## Task goal
Scan the entries below. List each line with "mesh".

## Extracted records
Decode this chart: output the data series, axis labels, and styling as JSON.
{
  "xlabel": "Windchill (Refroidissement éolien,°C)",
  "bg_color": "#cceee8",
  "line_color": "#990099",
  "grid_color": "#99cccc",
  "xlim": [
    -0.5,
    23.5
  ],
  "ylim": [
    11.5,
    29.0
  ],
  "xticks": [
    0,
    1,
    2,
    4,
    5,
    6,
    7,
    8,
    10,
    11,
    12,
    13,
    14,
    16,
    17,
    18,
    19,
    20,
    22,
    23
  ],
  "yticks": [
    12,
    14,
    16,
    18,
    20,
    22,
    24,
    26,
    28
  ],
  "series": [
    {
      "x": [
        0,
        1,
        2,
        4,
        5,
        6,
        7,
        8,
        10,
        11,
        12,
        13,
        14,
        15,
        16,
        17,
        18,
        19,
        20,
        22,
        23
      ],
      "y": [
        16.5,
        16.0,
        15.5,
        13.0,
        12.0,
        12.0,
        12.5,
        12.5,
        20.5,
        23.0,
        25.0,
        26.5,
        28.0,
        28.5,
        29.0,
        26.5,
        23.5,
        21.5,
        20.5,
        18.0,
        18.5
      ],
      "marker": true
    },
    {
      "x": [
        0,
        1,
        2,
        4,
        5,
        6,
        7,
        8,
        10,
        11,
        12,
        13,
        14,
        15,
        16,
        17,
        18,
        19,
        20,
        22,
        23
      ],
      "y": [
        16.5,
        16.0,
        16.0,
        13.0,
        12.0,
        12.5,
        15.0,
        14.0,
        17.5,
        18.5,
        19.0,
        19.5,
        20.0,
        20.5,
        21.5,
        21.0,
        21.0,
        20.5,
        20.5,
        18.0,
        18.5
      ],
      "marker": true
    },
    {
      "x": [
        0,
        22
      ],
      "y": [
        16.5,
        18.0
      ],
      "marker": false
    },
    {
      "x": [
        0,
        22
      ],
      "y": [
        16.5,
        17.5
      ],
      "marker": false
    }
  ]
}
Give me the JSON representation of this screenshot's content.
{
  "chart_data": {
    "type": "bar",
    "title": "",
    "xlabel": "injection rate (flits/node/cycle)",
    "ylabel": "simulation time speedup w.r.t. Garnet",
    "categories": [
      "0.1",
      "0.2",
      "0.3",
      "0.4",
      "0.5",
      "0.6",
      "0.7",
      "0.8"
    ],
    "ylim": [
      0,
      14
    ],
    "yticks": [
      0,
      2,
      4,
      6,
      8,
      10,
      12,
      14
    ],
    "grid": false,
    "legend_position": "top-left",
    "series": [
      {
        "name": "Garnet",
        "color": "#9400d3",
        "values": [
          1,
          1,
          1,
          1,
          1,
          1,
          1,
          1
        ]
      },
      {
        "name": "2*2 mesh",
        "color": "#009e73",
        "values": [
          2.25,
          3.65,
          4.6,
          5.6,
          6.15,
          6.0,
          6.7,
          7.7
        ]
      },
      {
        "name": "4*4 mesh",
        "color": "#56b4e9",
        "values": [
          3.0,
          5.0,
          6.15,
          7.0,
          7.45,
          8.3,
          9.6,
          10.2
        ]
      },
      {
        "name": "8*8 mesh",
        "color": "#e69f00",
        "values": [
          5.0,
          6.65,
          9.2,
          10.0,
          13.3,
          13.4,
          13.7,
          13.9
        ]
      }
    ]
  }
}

## Answer to the problem
        "name": "2*2 mesh",
        "name": "4*4 mesh",
        "name": "8*8 mesh",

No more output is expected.